◆ The records ◆
★ ★ ★

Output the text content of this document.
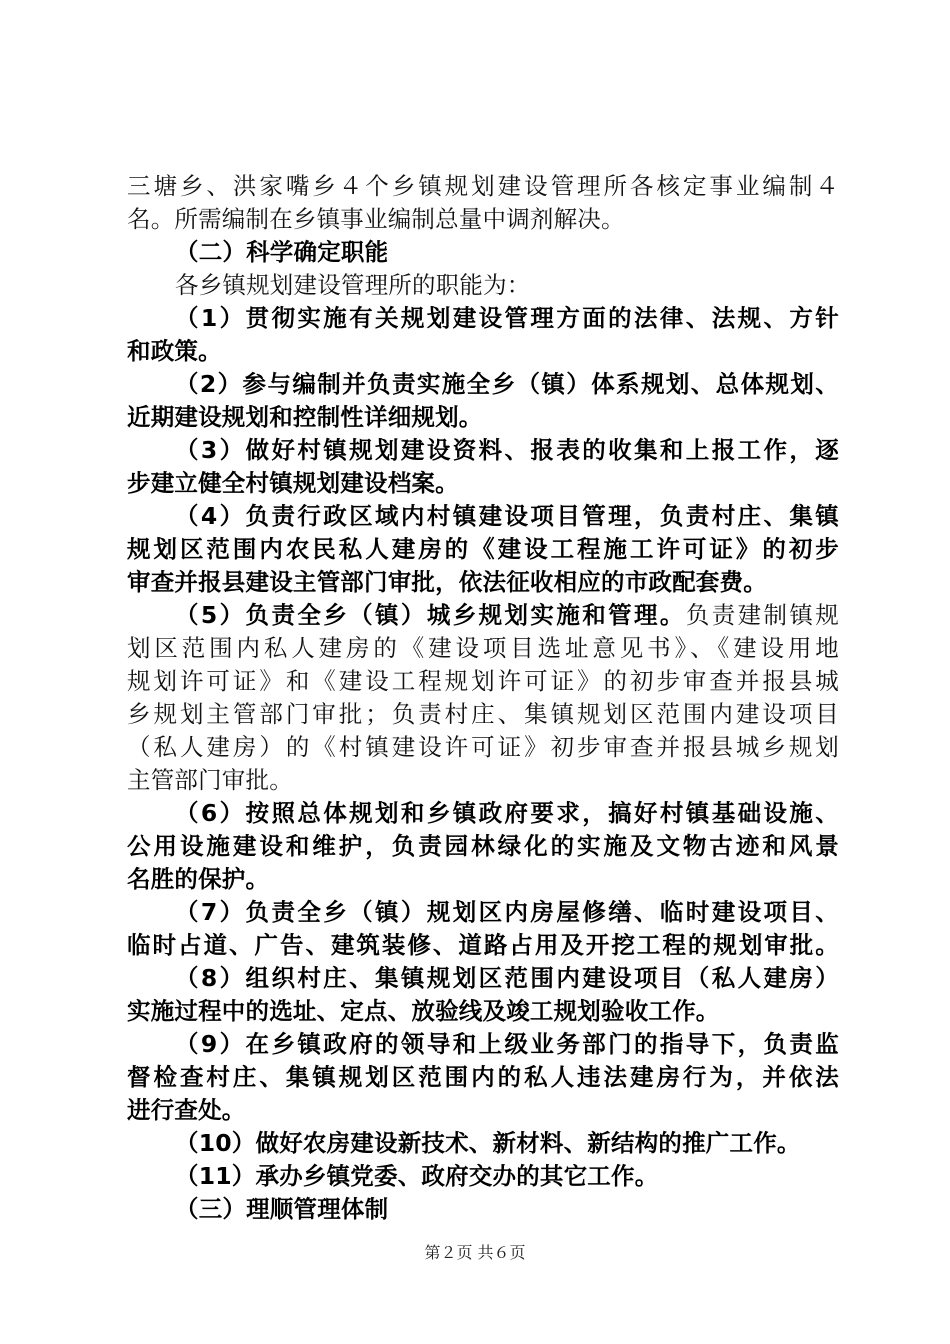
三塘乡、洪家嘴乡４个乡镇规划建设管理所各核定事业编制４
名。所需编制在乡镇事业编制总量中调剂解决。
（二）科学确定职能
各乡镇规划建设管理所的职能为：
（1）贯彻实施有关规划建设管理方面的法律、法规、方针
和政策。
（2）参与编制并负责实施全乡（镇）体系规划、总体规划、
近期建设规划和控制性详细规划。
（3）做好村镇规划建设资料、报表的收集和上报工作，逐
步建立健全村镇规划建设档案。
（4）负责行政区域内村镇建设项目管理，负责村庄、集镇
规划区范围内农民私人建房的《建设工程施工许可证》的初步
审查并报县建设主管部门审批，依法征收相应的市政配套费。
（5）负责全乡（镇）城乡规划实施和管理。负责建制镇规
划区范围内私人建房的《建设项目选址意见书》、《建设用地
规划许可证》和《建设工程规划许可证》的初步审查并报县城
乡规划主管部门审批；负责村庄、集镇规划区范围内建设项目
（私人建房）的《村镇建设许可证》初步审查并报县城乡规划
主管部门审批。
（6）按照总体规划和乡镇政府要求，搞好村镇基础设施、
公用设施建设和维护，负责园林绿化的实施及文物古迹和风景
名胜的保护。
（7）负责全乡（镇）规划区内房屋修缮、临时建设项目、
临时占道、广告、建筑装修、道路占用及开挖工程的规划审批。
（8）组织村庄、集镇规划区范围内建设项目（私人建房）
实施过程中的选址、定点、放验线及竣工规划验收工作。
（9）在乡镇政府的领导和上级业务部门的指导下，负责监
督检查村庄、集镇规划区范围内的私人违法建房行为，并依法
进行查处。
（10）做好农房建设新技术、新材料、新结构的推广工作。
（11）承办乡镇党委、政府交办的其它工作。
（三）理顺管理体制
第２页 共６页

★ ★ ★

◆ Stated goal ◆
From the entries above, copy each line holding "集镇规划区范围内建设项目".

◆ Task result ◆
乡规划主管部门审批；负责村庄、集镇规划区范围内建设项目
（8）组织村庄、集镇规划区范围内建设项目（私人建房）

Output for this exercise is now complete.